● **INFORMATION SHOWN**
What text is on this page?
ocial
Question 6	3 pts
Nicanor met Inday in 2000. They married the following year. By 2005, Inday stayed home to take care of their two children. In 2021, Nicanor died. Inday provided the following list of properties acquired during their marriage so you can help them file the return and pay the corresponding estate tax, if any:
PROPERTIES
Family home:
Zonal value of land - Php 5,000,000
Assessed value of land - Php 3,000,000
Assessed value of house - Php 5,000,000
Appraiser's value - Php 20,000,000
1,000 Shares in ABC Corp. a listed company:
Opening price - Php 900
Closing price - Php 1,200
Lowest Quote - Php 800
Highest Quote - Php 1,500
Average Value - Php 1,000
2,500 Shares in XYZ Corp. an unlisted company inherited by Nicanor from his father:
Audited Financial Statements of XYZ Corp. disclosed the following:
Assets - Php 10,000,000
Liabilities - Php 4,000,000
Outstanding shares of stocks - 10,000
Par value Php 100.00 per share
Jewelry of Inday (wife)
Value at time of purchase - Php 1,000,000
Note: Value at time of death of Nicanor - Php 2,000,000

● **DIRECTIVE**
Check each line of the entries above, and show every one holding the word "time".

● **EXERCISE ANSWER**
Value at time of purchase - Php 1,000,000
Note: Value at time of death of Nicanor - Php 2,000,000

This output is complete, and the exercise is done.